# ПРИВЕДЁННЫЙ ОТРЫВОК:
§

Карл Клаузевиц - 1812 год
Приблизительно можно считать, что к моменту начала войны подкреплений было 80 000 человек. Они влились в запасные части и образовали те силы, которые присоединились к армии частью на Двине и Днепре, а частью впоследствии в Смоленске и Калуге. Не считая ополчения, пополнение действующей армии в течение всей войны, вероятно, не превышало 100 000 человек.
Итак, в результате этих подсчетов мы приходим к следующим заключениям:
Во-первых, русская армия должна была состоять из 600 000 человек и, вероятно, без чрезмерного напряжения не могла бы достигнуть большей численности.
Во-вторых, в 1812 г. из этого в действительности налицо было приблизительно 400 000 человек регулярных войск.
В-третьих, из этих 400 000 человек в первое время удалось противопоставить французам только 180 000 человек.
Такое дробление вооруженных сил наблюдается повсюду; для примера вспомним, что в 1806 г. Пруссия, содержавшая армию в 250 000 человек, в первый момент имела возможность противопоставить французам в Тюрингии не более 100 000 человек. Хотя мероприятия Пруссии в 1806 г. и России в 1812 г. могли бы быть более удачными, все же не мешает сохранить в памяти главные итоги этих войн, чтобы при случае не слишком переоценивать силы своего противника.

§

# ВЫПОЛНИТЕ ЗАДАНИЯ:
A - Перепишите дословно фрагмент отрывка о русской армии, начиная со слов «Карл Клаузевиц - 1812» и продолжая до слов «превышало 100 000 человек.».
B - Определите, соответствуют ли отрывку о русской армии следующие утверждения, и подтвердите каждый ответ точной цитатой: (i) в 1806 г. Пруссия содержала армию в 250 000 человек; (ii) в первое время французам удалось противопоставить 200 000 человек из 400 000; (iii) пополнение действующей армии за всю войну, не считая ополчения, превысило 100 000 человек.
C - Продолжите отрывок о русской армии, начав сразу после его последнего предложения.

§

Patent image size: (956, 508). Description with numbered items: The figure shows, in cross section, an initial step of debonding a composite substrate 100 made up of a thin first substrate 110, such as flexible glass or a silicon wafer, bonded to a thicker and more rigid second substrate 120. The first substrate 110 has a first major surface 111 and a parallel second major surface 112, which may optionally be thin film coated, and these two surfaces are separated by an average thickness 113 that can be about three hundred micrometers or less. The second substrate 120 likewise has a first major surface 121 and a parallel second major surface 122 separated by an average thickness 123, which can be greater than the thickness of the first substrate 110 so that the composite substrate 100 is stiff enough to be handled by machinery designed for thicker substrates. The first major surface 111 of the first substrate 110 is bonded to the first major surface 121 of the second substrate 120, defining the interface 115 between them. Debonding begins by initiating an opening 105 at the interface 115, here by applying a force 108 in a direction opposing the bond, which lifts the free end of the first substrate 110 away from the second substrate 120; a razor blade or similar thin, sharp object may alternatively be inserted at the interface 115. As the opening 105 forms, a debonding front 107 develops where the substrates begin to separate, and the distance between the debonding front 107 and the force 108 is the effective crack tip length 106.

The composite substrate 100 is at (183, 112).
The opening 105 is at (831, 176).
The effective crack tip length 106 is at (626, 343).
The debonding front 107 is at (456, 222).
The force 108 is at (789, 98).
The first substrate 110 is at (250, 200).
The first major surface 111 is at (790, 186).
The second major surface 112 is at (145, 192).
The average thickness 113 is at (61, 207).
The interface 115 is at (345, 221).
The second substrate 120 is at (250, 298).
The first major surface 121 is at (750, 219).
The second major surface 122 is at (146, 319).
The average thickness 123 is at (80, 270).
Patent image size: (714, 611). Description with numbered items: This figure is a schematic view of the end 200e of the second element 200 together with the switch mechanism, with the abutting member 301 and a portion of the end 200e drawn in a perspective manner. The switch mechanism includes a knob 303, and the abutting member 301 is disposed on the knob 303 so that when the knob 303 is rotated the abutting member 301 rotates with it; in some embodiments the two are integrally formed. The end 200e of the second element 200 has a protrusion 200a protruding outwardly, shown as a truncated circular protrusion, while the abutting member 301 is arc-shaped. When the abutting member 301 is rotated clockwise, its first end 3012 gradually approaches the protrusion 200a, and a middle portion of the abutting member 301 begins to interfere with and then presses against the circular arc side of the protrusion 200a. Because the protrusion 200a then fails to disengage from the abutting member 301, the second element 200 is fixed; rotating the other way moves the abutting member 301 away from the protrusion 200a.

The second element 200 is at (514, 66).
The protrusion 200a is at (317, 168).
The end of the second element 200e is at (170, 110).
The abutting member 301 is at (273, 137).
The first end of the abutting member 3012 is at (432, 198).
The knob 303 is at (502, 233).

§

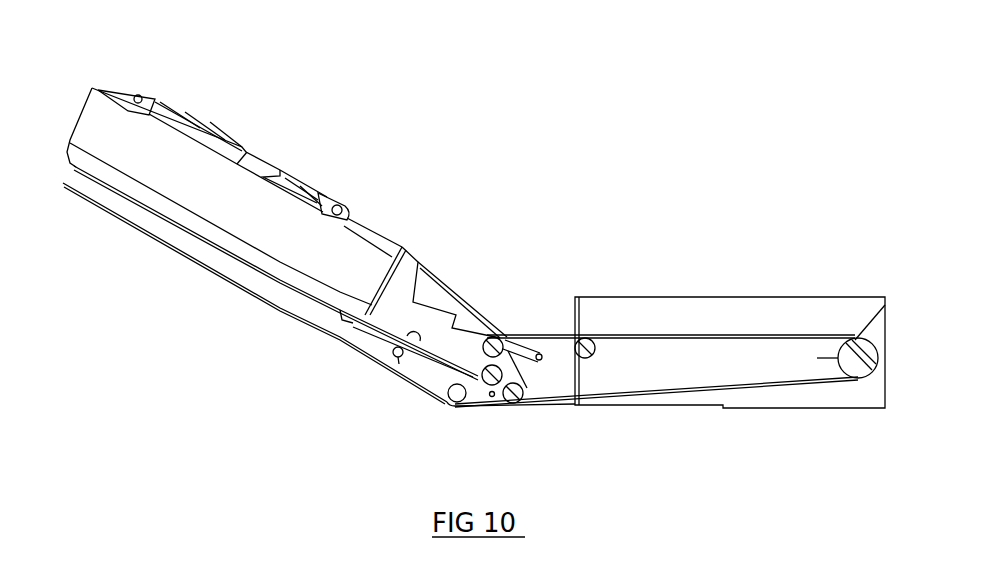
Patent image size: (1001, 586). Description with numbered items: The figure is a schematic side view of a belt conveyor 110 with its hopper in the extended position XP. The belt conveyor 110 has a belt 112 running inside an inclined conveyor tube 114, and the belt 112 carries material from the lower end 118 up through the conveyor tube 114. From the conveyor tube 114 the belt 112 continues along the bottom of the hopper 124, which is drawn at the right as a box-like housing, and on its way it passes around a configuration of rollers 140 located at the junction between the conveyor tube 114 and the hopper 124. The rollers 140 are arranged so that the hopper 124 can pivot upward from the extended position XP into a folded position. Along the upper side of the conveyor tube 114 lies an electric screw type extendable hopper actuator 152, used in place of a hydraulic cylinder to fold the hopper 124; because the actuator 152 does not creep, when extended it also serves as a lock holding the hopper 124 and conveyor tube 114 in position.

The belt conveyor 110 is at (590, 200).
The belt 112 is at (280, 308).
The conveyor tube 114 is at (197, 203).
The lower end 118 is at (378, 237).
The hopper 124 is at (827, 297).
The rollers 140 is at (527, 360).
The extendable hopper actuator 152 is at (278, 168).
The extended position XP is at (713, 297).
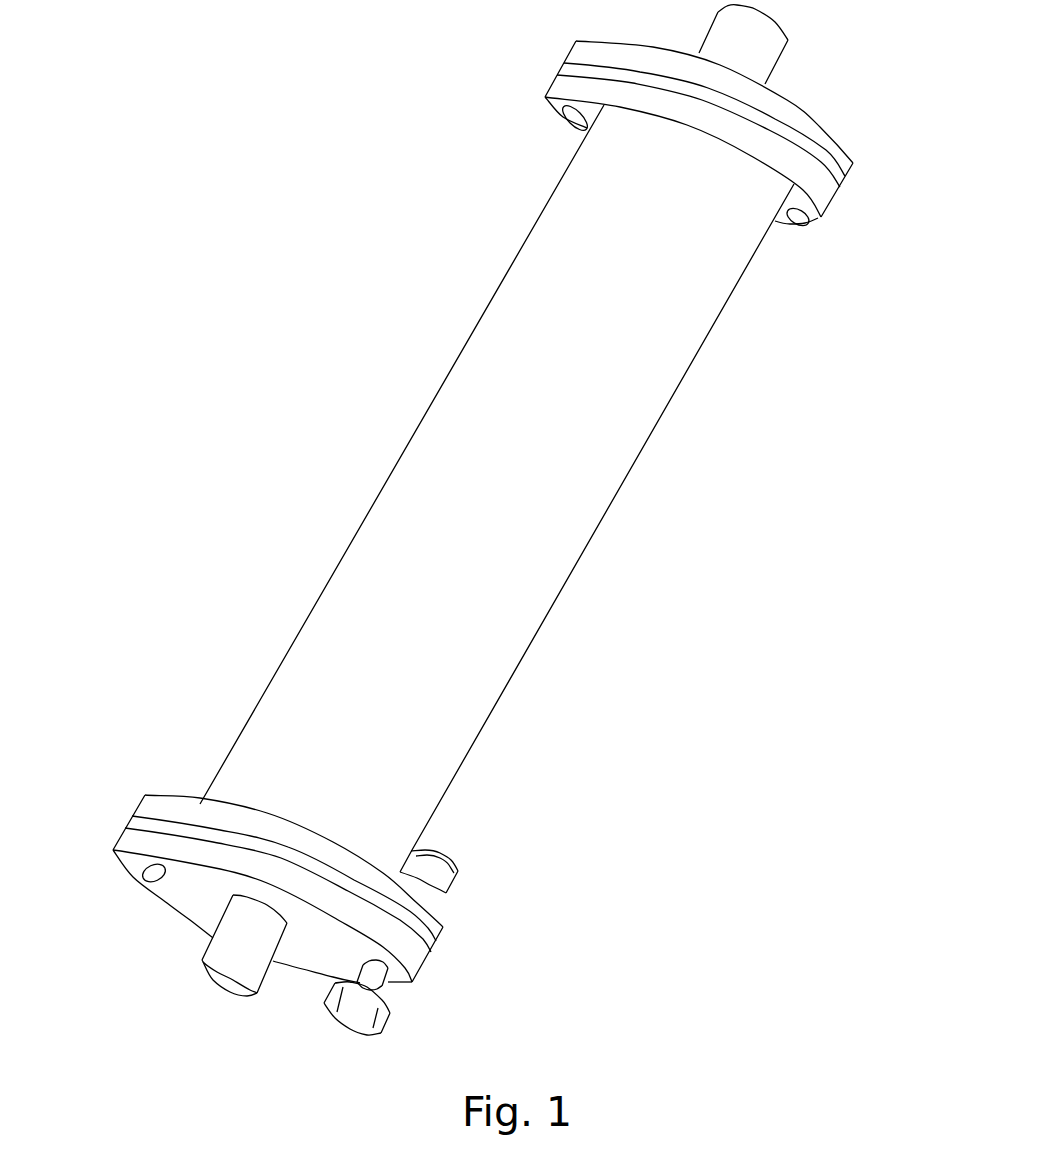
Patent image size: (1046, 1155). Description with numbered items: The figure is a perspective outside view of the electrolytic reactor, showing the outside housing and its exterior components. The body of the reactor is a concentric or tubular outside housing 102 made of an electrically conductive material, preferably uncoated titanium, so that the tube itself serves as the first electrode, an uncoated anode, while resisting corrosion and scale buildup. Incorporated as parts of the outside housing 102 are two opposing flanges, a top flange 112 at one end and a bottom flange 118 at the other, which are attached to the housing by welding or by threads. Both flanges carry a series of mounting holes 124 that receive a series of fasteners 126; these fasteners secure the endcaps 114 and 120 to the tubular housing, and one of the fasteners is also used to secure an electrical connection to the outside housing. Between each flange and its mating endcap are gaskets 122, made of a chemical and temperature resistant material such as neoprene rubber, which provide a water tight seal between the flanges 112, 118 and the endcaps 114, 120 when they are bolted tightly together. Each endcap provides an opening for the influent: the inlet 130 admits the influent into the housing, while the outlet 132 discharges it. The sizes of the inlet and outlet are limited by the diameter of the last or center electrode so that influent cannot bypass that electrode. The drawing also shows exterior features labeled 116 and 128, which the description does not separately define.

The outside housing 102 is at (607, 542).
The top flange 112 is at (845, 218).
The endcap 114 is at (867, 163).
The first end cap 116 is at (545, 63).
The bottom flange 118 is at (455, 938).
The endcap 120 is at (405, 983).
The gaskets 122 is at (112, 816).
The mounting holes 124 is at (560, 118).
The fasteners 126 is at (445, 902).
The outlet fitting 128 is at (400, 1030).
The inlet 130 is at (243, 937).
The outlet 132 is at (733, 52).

§

# ОТВЕТЫ:
A -
Карл Клаузевиц - 1812 год
Приблизительно можно считать, что к моменту начала войны подкреплений было 80 000 человек. Они влились в запасные части и образовали те силы, которые присоединились к армии частью на Двине и Днепре, а частью впоследствии в Смоленске и Калуге. Не считая ополчения, пополнение действующей армии в течение всей войны, вероятно, не превышало 100 000 человек.

B -
(i) Да: «Пруссия, содержавшая армию в 250 000 человек».
(ii) Нет: «из этих 400 000 человек в первое время удалось противопоставить французам только 180 000 человек».
(iii) Нет: «пополнение действующей армии в течение всей войны, вероятно, не превышало 100 000 человек».

C -
В данном случае Россия несколько запоздала со своими приготовлениями к войне, а мир с Турцией был заключен на несколько месяцев позже, чем было бы желательно. Двумя месяцами позднее Россия могла бы выступить с лишними 150 000, что почти удвоило бы ее силы.
Поэтому император и генерал Пфуль пришли к совершенно правильному заключению, что подлинное сопротивление можно будет оказать лишь позднее, в глубине страны, ибо на границе силы были недостаточны. В соответствии с этим генерал Пфуль выдвинул мысль добровольно отнести военные действия на значительное расстояние внутрь России, таким путем приблизиться к своим подкреплениям, выиграть некоторое время, ослабить противника, принудив его выделить ряд отрядов и получить возможность, когда военные действия распространятся на большом пространстве, стратегически атаковать его с флангов и с тыла. На императора эта мысль произвела сильное впечатление, так как она опиралась на пример кампании Веллингтона 1811 г. в Португалии.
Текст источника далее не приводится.